→ **EXTRACTED ENTRIES**:

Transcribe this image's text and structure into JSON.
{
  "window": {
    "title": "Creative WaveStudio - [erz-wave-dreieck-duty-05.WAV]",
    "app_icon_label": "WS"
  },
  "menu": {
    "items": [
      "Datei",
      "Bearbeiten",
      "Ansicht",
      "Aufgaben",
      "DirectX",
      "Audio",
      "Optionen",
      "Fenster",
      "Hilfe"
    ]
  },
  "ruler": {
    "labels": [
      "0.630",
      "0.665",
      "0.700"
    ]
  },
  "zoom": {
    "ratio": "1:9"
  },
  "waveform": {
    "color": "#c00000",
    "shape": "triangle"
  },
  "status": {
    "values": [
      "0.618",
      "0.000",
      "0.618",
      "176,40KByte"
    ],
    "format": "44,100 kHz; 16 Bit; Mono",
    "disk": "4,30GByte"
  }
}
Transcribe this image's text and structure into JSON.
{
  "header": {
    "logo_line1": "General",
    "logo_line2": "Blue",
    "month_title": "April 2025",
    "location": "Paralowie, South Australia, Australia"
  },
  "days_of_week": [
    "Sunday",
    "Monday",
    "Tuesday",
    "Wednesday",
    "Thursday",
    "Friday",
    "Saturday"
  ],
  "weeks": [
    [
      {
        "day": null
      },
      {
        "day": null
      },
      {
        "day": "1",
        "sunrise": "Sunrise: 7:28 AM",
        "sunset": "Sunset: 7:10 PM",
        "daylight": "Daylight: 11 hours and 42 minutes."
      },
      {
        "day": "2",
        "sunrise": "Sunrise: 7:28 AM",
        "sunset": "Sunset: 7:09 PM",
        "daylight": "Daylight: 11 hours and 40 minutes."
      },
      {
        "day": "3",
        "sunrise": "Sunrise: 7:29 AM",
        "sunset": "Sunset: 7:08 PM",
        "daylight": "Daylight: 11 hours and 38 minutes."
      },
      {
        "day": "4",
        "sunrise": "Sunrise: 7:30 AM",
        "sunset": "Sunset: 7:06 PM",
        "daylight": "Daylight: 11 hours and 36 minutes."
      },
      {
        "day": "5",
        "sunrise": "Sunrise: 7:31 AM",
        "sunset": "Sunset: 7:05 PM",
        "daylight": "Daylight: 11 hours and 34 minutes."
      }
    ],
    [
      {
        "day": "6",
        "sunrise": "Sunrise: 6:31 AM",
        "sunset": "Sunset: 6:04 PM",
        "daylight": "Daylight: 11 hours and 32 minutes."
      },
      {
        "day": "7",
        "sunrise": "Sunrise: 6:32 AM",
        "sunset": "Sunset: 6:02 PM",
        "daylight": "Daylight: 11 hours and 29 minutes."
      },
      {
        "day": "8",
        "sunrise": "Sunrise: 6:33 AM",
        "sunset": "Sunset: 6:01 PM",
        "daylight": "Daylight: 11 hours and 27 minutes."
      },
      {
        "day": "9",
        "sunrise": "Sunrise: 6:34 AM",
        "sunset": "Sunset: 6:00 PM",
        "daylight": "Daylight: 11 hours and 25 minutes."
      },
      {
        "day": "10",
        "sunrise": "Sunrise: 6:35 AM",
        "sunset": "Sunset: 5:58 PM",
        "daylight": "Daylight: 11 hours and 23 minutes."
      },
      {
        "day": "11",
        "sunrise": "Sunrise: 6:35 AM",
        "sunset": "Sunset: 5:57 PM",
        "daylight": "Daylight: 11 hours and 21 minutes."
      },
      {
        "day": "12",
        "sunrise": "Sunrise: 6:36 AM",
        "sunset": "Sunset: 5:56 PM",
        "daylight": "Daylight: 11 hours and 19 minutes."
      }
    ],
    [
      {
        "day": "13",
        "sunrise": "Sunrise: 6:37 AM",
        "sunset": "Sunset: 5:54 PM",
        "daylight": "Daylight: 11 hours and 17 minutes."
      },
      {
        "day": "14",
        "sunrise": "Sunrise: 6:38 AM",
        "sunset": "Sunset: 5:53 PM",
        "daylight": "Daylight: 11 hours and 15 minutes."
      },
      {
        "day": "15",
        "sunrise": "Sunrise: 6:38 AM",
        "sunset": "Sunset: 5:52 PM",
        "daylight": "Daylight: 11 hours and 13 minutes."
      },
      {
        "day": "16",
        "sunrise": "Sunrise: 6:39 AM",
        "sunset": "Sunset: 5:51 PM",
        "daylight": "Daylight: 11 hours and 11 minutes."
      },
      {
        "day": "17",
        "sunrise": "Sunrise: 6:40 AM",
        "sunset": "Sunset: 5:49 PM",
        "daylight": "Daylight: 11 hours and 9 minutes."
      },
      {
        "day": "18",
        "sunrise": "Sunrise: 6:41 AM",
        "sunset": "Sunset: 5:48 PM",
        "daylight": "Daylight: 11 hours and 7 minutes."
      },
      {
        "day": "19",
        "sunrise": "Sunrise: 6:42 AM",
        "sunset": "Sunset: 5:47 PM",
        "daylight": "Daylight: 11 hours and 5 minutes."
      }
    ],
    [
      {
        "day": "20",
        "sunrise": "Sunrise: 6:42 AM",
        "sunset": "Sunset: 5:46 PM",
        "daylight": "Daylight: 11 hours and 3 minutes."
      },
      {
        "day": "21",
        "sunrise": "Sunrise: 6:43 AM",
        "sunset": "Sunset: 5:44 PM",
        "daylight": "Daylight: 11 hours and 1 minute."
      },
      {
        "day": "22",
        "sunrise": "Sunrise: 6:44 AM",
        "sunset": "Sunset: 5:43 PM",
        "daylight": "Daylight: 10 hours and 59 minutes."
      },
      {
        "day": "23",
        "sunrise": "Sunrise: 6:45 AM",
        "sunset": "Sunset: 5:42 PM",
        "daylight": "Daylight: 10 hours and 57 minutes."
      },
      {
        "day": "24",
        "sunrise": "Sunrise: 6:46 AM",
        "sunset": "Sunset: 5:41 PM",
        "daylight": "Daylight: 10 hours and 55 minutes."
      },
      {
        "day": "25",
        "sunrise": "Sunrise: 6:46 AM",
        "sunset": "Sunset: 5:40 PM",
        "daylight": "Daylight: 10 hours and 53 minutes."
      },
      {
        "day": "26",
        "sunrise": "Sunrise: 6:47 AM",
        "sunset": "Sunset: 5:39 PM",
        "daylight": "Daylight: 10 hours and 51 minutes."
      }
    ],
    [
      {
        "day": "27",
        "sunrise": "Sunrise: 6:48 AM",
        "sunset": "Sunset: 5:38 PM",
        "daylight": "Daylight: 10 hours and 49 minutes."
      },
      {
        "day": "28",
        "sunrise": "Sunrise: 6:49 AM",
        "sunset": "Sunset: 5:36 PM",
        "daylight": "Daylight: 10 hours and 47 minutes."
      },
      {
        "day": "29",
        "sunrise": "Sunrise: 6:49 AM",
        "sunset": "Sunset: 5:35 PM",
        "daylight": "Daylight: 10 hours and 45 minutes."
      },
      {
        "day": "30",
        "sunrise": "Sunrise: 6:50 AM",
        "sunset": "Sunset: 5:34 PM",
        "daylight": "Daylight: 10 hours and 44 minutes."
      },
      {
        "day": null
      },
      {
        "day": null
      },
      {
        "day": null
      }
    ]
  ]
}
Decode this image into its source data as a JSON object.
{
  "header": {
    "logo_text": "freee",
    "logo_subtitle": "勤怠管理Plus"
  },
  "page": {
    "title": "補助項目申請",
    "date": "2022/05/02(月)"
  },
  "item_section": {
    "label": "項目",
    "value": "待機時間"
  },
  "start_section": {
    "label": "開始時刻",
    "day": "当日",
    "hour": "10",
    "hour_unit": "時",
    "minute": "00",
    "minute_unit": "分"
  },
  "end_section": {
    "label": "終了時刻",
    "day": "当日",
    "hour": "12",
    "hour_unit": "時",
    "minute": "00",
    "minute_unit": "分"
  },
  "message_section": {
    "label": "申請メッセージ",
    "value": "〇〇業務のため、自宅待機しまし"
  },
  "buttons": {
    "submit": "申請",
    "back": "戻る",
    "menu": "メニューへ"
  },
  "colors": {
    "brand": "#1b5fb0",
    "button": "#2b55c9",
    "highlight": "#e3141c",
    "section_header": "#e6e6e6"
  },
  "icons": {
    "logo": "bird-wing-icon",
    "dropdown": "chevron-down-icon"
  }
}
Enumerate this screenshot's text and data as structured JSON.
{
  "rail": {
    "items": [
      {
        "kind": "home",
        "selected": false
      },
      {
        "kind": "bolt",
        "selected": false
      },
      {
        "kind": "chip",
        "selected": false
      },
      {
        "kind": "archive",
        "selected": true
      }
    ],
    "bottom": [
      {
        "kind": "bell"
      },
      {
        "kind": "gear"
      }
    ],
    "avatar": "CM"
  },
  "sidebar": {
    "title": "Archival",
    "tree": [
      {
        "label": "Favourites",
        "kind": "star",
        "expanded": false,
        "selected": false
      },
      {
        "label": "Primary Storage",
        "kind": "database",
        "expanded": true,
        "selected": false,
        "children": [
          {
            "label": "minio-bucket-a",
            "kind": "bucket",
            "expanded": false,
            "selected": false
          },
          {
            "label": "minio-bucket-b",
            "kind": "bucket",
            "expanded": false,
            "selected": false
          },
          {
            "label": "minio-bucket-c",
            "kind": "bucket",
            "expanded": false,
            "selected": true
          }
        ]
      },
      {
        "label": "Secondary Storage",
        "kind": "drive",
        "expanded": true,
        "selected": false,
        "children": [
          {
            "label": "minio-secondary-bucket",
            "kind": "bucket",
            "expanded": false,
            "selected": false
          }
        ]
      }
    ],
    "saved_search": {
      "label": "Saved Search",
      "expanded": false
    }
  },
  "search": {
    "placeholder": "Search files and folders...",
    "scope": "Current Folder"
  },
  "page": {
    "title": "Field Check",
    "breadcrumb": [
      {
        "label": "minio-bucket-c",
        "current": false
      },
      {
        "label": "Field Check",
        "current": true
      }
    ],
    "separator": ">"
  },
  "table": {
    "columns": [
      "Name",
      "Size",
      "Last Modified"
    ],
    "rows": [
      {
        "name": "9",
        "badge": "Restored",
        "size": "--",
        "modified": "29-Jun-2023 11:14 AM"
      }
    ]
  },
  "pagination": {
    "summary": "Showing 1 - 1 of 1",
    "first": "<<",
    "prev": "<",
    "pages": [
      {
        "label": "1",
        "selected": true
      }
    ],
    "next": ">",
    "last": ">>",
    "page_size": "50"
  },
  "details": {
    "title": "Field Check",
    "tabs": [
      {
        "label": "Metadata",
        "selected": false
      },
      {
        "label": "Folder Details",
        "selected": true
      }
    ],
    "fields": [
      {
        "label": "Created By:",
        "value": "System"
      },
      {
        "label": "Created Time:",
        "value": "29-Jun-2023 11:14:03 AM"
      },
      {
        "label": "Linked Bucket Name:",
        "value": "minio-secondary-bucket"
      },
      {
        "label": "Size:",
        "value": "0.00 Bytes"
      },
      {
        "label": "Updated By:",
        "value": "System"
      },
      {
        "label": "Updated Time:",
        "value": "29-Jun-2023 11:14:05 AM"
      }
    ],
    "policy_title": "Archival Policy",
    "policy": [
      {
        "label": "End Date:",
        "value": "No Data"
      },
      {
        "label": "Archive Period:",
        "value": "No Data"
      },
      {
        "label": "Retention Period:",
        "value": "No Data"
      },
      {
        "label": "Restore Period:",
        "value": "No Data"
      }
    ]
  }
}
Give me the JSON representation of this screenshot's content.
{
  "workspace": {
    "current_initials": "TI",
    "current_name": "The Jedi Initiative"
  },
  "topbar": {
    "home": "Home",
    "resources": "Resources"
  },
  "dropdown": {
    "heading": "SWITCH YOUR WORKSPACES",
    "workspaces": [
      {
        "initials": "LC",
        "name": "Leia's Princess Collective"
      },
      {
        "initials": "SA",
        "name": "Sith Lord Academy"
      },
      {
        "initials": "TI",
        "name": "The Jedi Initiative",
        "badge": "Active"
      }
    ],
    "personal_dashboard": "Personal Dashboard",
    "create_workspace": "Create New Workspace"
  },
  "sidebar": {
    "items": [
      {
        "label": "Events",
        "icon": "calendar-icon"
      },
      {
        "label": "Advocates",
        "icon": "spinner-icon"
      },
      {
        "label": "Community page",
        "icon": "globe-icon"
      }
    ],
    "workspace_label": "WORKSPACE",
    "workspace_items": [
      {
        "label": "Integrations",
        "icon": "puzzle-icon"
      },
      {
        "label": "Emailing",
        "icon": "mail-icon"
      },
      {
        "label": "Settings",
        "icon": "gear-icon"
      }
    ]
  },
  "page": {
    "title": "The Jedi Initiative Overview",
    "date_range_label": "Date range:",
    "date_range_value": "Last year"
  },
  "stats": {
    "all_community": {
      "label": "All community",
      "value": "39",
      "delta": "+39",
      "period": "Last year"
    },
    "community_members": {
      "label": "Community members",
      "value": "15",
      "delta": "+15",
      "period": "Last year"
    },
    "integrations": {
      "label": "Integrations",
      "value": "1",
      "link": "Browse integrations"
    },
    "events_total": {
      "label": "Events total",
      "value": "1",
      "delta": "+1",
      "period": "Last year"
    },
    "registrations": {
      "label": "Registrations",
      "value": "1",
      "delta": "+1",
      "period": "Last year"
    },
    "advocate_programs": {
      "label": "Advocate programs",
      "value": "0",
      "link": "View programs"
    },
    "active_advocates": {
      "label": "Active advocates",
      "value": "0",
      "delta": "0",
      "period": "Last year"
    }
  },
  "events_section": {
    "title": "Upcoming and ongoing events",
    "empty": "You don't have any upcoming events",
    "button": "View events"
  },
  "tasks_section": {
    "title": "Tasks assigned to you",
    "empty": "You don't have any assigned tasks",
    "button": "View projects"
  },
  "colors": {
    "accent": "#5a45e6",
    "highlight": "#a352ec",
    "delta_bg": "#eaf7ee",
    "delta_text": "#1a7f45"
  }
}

→ **INSTRUCTIONS FOR THE TASK**: Look back over the material above and state how many lines hold the word "Storage". Write the number and nothing else.

→ **FINAL RESULT**: 2